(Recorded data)
★ ★ ★

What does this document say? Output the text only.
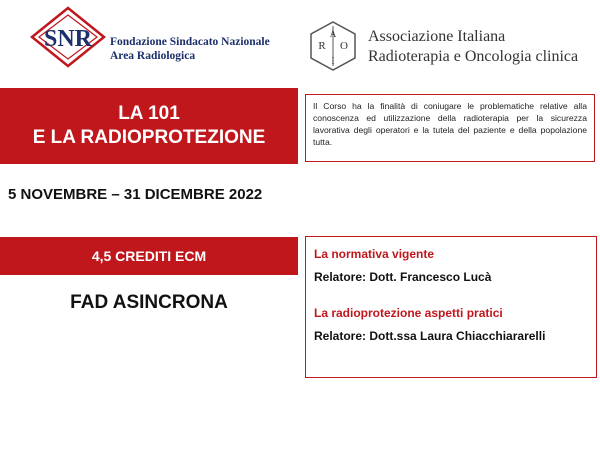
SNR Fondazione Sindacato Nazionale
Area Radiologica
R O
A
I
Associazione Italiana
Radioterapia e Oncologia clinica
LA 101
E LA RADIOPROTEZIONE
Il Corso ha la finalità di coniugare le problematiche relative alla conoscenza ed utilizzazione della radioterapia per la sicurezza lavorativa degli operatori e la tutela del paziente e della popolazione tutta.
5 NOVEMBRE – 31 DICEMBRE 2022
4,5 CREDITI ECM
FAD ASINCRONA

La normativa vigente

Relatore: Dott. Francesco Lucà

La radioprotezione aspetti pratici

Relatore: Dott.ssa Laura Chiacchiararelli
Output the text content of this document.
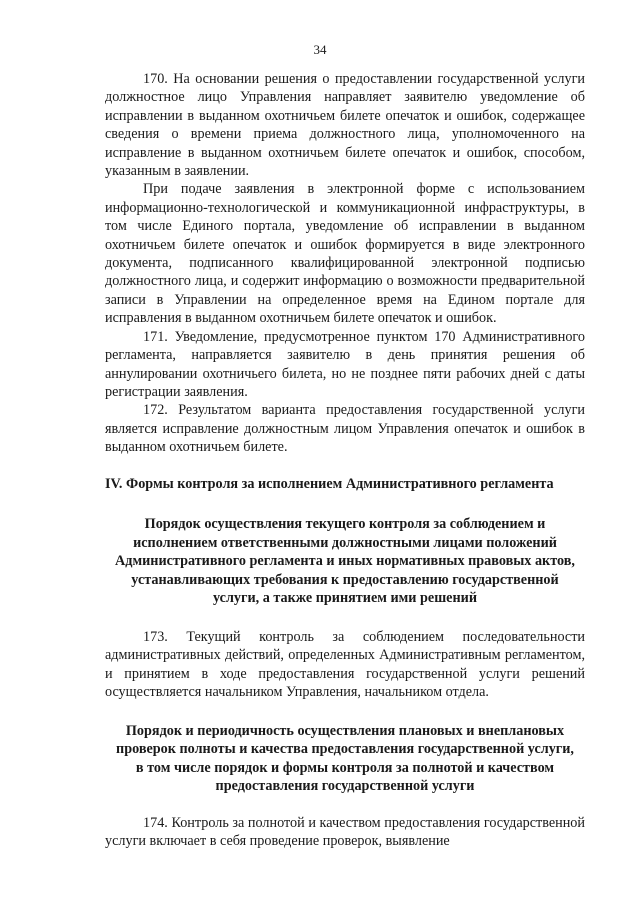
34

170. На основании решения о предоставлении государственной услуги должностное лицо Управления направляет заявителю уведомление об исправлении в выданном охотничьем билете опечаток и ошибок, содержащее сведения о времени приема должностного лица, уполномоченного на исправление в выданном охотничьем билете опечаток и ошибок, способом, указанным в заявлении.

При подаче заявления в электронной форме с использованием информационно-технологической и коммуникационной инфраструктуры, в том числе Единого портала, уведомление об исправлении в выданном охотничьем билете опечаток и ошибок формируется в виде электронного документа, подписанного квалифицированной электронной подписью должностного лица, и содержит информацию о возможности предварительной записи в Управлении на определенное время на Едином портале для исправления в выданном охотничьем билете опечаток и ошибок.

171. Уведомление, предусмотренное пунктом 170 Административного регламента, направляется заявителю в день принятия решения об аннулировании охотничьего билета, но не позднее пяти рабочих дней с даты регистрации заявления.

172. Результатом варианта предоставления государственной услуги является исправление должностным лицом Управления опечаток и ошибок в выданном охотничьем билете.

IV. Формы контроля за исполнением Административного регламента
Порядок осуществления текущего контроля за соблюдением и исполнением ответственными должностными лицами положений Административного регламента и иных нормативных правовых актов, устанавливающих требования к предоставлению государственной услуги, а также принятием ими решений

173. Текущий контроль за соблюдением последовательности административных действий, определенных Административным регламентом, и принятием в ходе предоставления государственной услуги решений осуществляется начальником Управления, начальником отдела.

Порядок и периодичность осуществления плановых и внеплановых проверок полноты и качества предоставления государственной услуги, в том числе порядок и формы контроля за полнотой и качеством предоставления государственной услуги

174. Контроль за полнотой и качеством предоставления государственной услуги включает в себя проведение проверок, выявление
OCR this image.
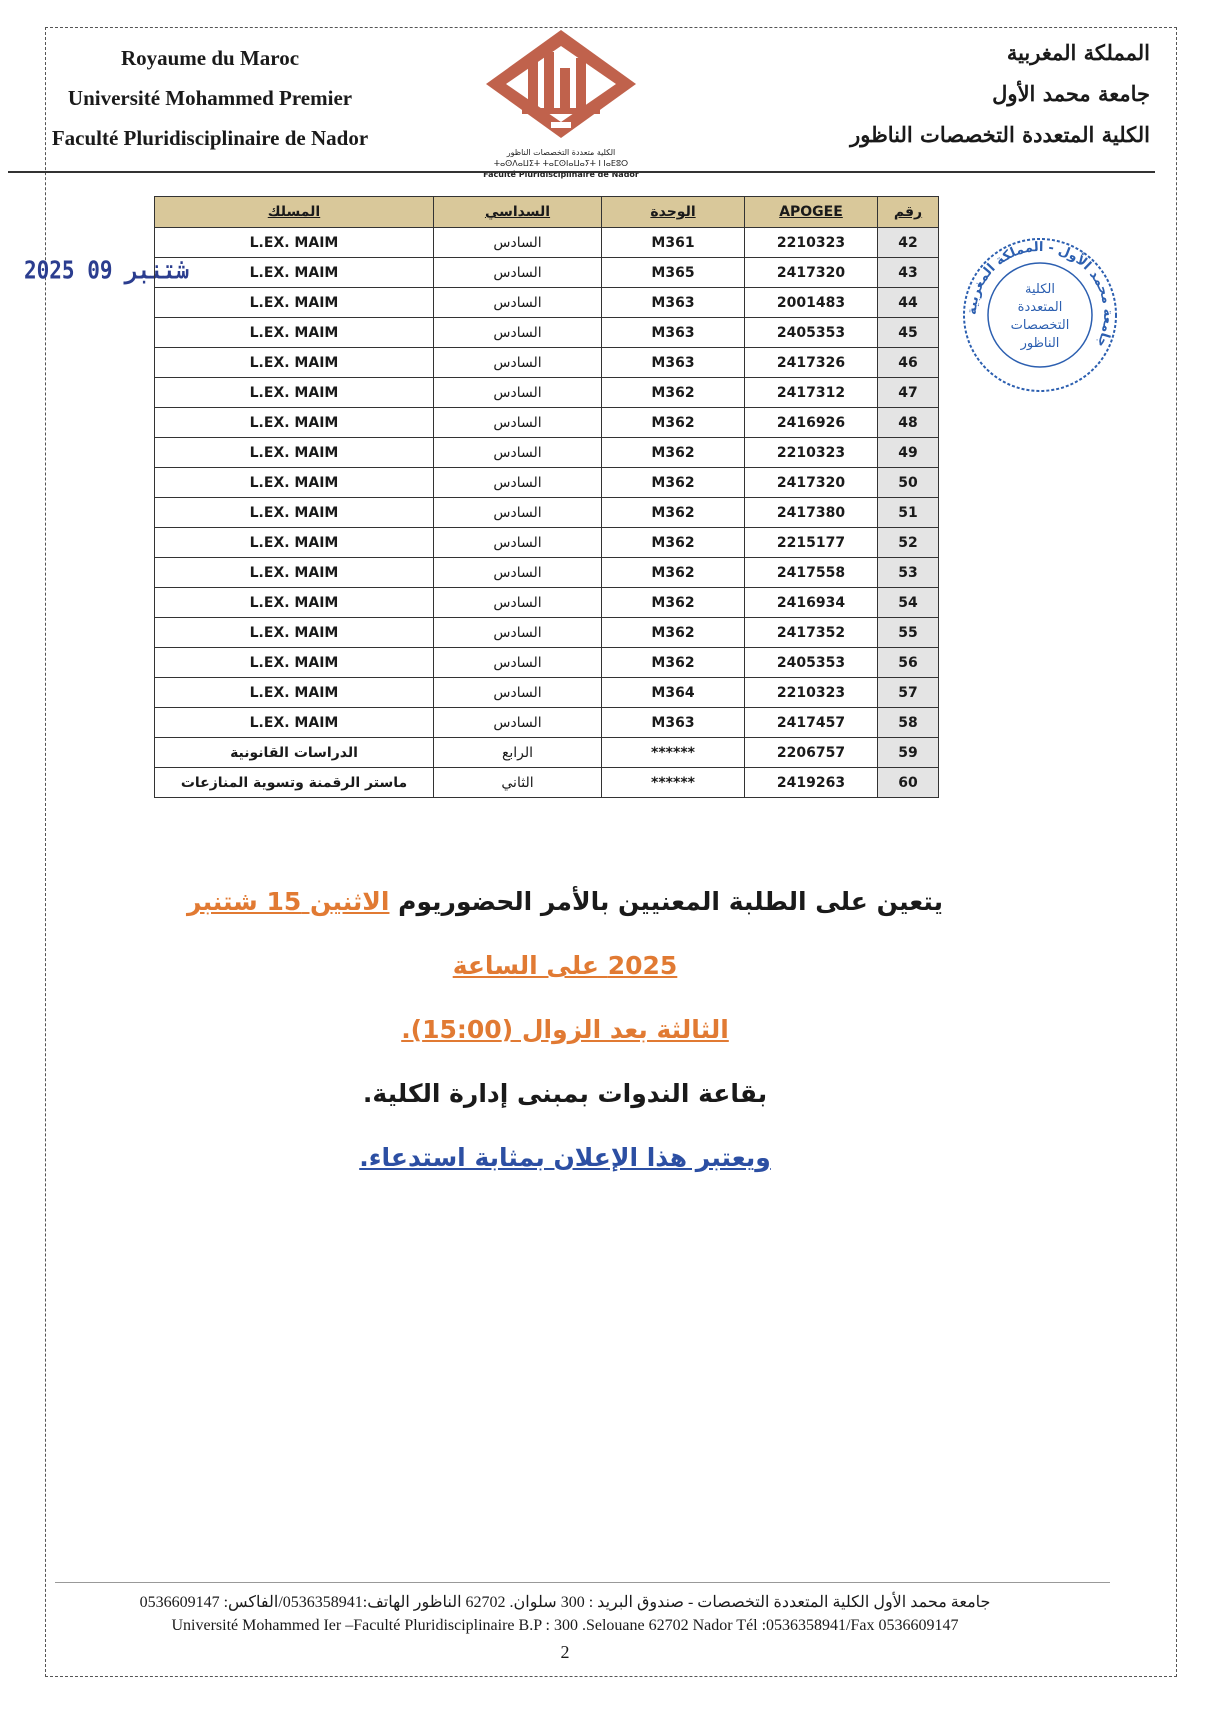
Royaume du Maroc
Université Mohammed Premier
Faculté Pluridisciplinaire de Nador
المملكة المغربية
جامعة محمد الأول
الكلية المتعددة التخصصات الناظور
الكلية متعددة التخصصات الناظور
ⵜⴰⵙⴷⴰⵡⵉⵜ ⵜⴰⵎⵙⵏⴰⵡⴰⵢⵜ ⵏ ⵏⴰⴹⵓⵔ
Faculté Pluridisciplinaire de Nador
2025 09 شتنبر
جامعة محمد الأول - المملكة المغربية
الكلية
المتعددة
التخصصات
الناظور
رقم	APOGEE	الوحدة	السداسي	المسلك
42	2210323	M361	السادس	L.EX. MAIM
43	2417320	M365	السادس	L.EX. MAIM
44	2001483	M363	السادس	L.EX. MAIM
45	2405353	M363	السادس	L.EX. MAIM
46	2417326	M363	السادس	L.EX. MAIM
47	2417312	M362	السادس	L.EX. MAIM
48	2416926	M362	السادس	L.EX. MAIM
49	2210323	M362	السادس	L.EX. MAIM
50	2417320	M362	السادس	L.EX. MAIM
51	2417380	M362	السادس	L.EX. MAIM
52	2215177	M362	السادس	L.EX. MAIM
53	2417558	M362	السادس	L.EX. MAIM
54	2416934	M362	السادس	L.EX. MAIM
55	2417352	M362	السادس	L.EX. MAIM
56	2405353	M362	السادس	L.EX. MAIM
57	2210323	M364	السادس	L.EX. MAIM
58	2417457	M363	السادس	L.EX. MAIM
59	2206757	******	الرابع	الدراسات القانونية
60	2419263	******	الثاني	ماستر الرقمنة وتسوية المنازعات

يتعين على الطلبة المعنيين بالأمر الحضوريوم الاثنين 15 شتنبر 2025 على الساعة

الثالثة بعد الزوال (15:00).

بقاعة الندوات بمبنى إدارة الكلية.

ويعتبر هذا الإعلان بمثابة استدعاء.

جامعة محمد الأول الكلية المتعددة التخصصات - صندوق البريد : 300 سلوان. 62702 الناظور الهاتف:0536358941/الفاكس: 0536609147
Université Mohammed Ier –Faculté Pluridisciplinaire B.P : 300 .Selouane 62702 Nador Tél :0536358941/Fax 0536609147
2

★ ★ ★

Output all of the data exactly as it stands, minus any images.

Answer for this exercise.
What does this document say? Output the text only.
SNR Fondazione Sindacato Nazionale
Area Radiologica
R O
A
I
Associazione Italiana
Radioterapia e Oncologia clinica
LA 101
E LA RADIOPROTEZIONE
Il Corso ha la finalità di coniugare le problematiche relative alla conoscenza ed utilizzazione della radioterapia per la sicurezza lavorativa degli operatori e la tutela del paziente e della popolazione tutta.
5 NOVEMBRE – 31 DICEMBRE 2022
4,5 CREDITI ECM
FAD ASINCRONA

La normativa vigente

Relatore: Dott. Francesco Lucà

La radioprotezione aspetti pratici

Relatore: Dott.ssa Laura Chiacchiararelli
Output the text content of this document.
34

170. На основании решения о предоставлении государственной услуги должностное лицо Управления направляет заявителю уведомление об исправлении в выданном охотничьем билете опечаток и ошибок, содержащее сведения о времени приема должностного лица, уполномоченного на исправление в выданном охотничьем билете опечаток и ошибок, способом, указанным в заявлении.

При подаче заявления в электронной форме с использованием информационно-технологической и коммуникационной инфраструктуры, в том числе Единого портала, уведомление об исправлении в выданном охотничьем билете опечаток и ошибок формируется в виде электронного документа, подписанного квалифицированной электронной подписью должностного лица, и содержит информацию о возможности предварительной записи в Управлении на определенное время на Едином портале для исправления в выданном охотничьем билете опечаток и ошибок.

171. Уведомление, предусмотренное пунктом 170 Административного регламента, направляется заявителю в день принятия решения об аннулировании охотничьего билета, но не позднее пяти рабочих дней с даты регистрации заявления.

172. Результатом варианта предоставления государственной услуги является исправление должностным лицом Управления опечаток и ошибок в выданном охотничьем билете.

IV. Формы контроля за исполнением Административного регламента
Порядок осуществления текущего контроля за соблюдением и исполнением ответственными должностными лицами положений Административного регламента и иных нормативных правовых актов, устанавливающих требования к предоставлению государственной услуги, а также принятием ими решений

173. Текущий контроль за соблюдением последовательности административных действий, определенных Административным регламентом, и принятием в ходе предоставления государственной услуги решений осуществляется начальником Управления, начальником отдела.

Порядок и периодичность осуществления плановых и внеплановых проверок полноты и качества предоставления государственной услуги, в том числе порядок и формы контроля за полнотой и качеством предоставления государственной услуги

174. Контроль за полнотой и качеством предоставления государственной услуги включает в себя проведение проверок, выявление
OCR this image.
Royaume du Maroc
Université Mohammed Premier
Faculté Pluridisciplinaire de Nador
المملكة المغربية
جامعة محمد الأول
الكلية المتعددة التخصصات الناظور
الكلية متعددة التخصصات الناظور
ⵜⴰⵙⴷⴰⵡⵉⵜ ⵜⴰⵎⵙⵏⴰⵡⴰⵢⵜ ⵏ ⵏⴰⴹⵓⵔ
Faculté Pluridisciplinaire de Nador
2025 09 شتنبر
جامعة محمد الأول - المملكة المغربية
الكلية
المتعددة
التخصصات
الناظور
رقم	APOGEE	الوحدة	السداسي	المسلك
42	2210323	M361	السادس	L.EX. MAIM
43	2417320	M365	السادس	L.EX. MAIM
44	2001483	M363	السادس	L.EX. MAIM
45	2405353	M363	السادس	L.EX. MAIM
46	2417326	M363	السادس	L.EX. MAIM
47	2417312	M362	السادس	L.EX. MAIM
48	2416926	M362	السادس	L.EX. MAIM
49	2210323	M362	السادس	L.EX. MAIM
50	2417320	M362	السادس	L.EX. MAIM
51	2417380	M362	السادس	L.EX. MAIM
52	2215177	M362	السادس	L.EX. MAIM
53	2417558	M362	السادس	L.EX. MAIM
54	2416934	M362	السادس	L.EX. MAIM
55	2417352	M362	السادس	L.EX. MAIM
56	2405353	M362	السادس	L.EX. MAIM
57	2210323	M364	السادس	L.EX. MAIM
58	2417457	M363	السادس	L.EX. MAIM
59	2206757	******	الرابع	الدراسات القانونية
60	2419263	******	الثاني	ماستر الرقمنة وتسوية المنازعات

يتعين على الطلبة المعنيين بالأمر الحضوريوم الاثنين 15 شتنبر 2025 على الساعة

الثالثة بعد الزوال (15:00).

بقاعة الندوات بمبنى إدارة الكلية.

ويعتبر هذا الإعلان بمثابة استدعاء.

جامعة محمد الأول الكلية المتعددة التخصصات - صندوق البريد : 300 سلوان. 62702 الناظور الهاتف:0536358941/الفاكس: 0536609147
Université Mohammed Ier –Faculté Pluridisciplinaire B.P : 300 .Selouane 62702 Nador Tél :0536358941/Fax 0536609147
2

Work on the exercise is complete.